══ ENTRIES PROVIDED

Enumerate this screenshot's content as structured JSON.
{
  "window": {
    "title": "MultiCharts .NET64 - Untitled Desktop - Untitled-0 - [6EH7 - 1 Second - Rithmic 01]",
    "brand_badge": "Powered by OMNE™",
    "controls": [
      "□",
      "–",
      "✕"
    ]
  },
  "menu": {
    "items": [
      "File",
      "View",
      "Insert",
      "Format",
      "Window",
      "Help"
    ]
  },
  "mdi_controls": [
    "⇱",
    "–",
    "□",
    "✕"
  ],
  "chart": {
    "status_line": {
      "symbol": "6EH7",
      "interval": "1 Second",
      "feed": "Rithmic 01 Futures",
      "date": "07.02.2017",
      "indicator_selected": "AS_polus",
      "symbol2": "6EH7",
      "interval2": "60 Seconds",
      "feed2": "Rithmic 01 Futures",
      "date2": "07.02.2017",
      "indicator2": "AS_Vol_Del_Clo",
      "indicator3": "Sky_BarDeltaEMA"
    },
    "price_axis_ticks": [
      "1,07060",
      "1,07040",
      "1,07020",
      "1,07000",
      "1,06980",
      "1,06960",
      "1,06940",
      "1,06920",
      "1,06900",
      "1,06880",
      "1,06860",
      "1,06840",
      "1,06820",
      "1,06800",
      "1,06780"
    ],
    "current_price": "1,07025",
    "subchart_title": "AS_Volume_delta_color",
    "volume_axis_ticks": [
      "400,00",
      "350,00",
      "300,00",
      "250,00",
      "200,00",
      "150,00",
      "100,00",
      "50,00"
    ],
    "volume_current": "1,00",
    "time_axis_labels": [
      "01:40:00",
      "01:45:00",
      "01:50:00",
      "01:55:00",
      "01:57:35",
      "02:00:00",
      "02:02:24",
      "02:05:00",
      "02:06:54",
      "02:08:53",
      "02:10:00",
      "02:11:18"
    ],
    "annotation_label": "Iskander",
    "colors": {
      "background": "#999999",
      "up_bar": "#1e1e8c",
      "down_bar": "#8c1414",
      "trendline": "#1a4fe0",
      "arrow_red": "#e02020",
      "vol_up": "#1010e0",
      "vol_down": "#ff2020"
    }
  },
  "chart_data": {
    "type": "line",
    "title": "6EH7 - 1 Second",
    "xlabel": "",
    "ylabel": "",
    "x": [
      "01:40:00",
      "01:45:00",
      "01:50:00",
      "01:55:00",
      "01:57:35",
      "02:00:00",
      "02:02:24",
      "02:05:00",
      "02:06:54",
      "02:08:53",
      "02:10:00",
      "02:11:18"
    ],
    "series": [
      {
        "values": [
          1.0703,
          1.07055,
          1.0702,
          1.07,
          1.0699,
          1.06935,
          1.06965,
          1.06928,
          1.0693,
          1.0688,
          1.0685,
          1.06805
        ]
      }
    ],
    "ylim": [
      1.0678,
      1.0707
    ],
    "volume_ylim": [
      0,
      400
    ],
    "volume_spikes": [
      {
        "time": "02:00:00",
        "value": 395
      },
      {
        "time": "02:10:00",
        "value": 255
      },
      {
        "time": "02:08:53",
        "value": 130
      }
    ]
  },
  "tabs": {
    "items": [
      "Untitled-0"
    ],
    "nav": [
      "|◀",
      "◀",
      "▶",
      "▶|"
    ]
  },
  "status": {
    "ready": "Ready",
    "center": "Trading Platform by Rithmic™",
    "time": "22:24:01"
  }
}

════

### THE PROBLEM
Reproduce each entry exactly, leaving out nothing.

### WRITTEN REPLY
Enumerate this screenshot's content as structured JSON.
{
  "window": {
    "title": "MultiCharts .NET64 - Untitled Desktop - Untitled-0 - [6EH7 - 1 Second - Rithmic 01]",
    "brand_badge": "Powered by OMNE™",
    "controls": [
      "□",
      "–",
      "✕"
    ]
  },
  "menu": {
    "items": [
      "File",
      "View",
      "Insert",
      "Format",
      "Window",
      "Help"
    ]
  },
  "mdi_controls": [
    "⇱",
    "–",
    "□",
    "✕"
  ],
  "chart": {
    "status_line": {
      "symbol": "6EH7",
      "interval": "1 Second",
      "feed": "Rithmic 01 Futures",
      "date": "07.02.2017",
      "indicator_selected": "AS_polus",
      "symbol2": "6EH7",
      "interval2": "60 Seconds",
      "feed2": "Rithmic 01 Futures",
      "date2": "07.02.2017",
      "indicator2": "AS_Vol_Del_Clo",
      "indicator3": "Sky_BarDeltaEMA"
    },
    "price_axis_ticks": [
      "1,07060",
      "1,07040",
      "1,07020",
      "1,07000",
      "1,06980",
      "1,06960",
      "1,06940",
      "1,06920",
      "1,06900",
      "1,06880",
      "1,06860",
      "1,06840",
      "1,06820",
      "1,06800",
      "1,06780"
    ],
    "current_price": "1,07025",
    "subchart_title": "AS_Volume_delta_color",
    "volume_axis_ticks": [
      "400,00",
      "350,00",
      "300,00",
      "250,00",
      "200,00",
      "150,00",
      "100,00",
      "50,00"
    ],
    "volume_current": "1,00",
    "time_axis_labels": [
      "01:40:00",
      "01:45:00",
      "01:50:00",
      "01:55:00",
      "01:57:35",
      "02:00:00",
      "02:02:24",
      "02:05:00",
      "02:06:54",
      "02:08:53",
      "02:10:00",
      "02:11:18"
    ],
    "annotation_label": "Iskander",
    "colors": {
      "background": "#999999",
      "up_bar": "#1e1e8c",
      "down_bar": "#8c1414",
      "trendline": "#1a4fe0",
      "arrow_red": "#e02020",
      "vol_up": "#1010e0",
      "vol_down": "#ff2020"
    }
  },
  "chart_data": {
    "type": "line",
    "title": "6EH7 - 1 Second",
    "xlabel": "",
    "ylabel": "",
    "x": [
      "01:40:00",
      "01:45:00",
      "01:50:00",
      "01:55:00",
      "01:57:35",
      "02:00:00",
      "02:02:24",
      "02:05:00",
      "02:06:54",
      "02:08:53",
      "02:10:00",
      "02:11:18"
    ],
    "series": [
      {
        "values": [
          1.0703,
          1.07055,
          1.0702,
          1.07,
          1.0699,
          1.06935,
          1.06965,
          1.06928,
          1.0693,
          1.0688,
          1.0685,
          1.06805
        ]
      }
    ],
    "ylim": [
      1.0678,
      1.0707
    ],
    "volume_ylim": [
      0,
      400
    ],
    "volume_spikes": [
      {
        "time": "02:00:00",
        "value": 395
      },
      {
        "time": "02:10:00",
        "value": 255
      },
      {
        "time": "02:08:53",
        "value": 130
      }
    ]
  },
  "tabs": {
    "items": [
      "Untitled-0"
    ],
    "nav": [
      "|◀",
      "◀",
      "▶",
      "▶|"
    ]
  },
  "status": {
    "ready": "Ready",
    "center": "Trading Platform by Rithmic™",
    "time": "22:24:01"
  }
}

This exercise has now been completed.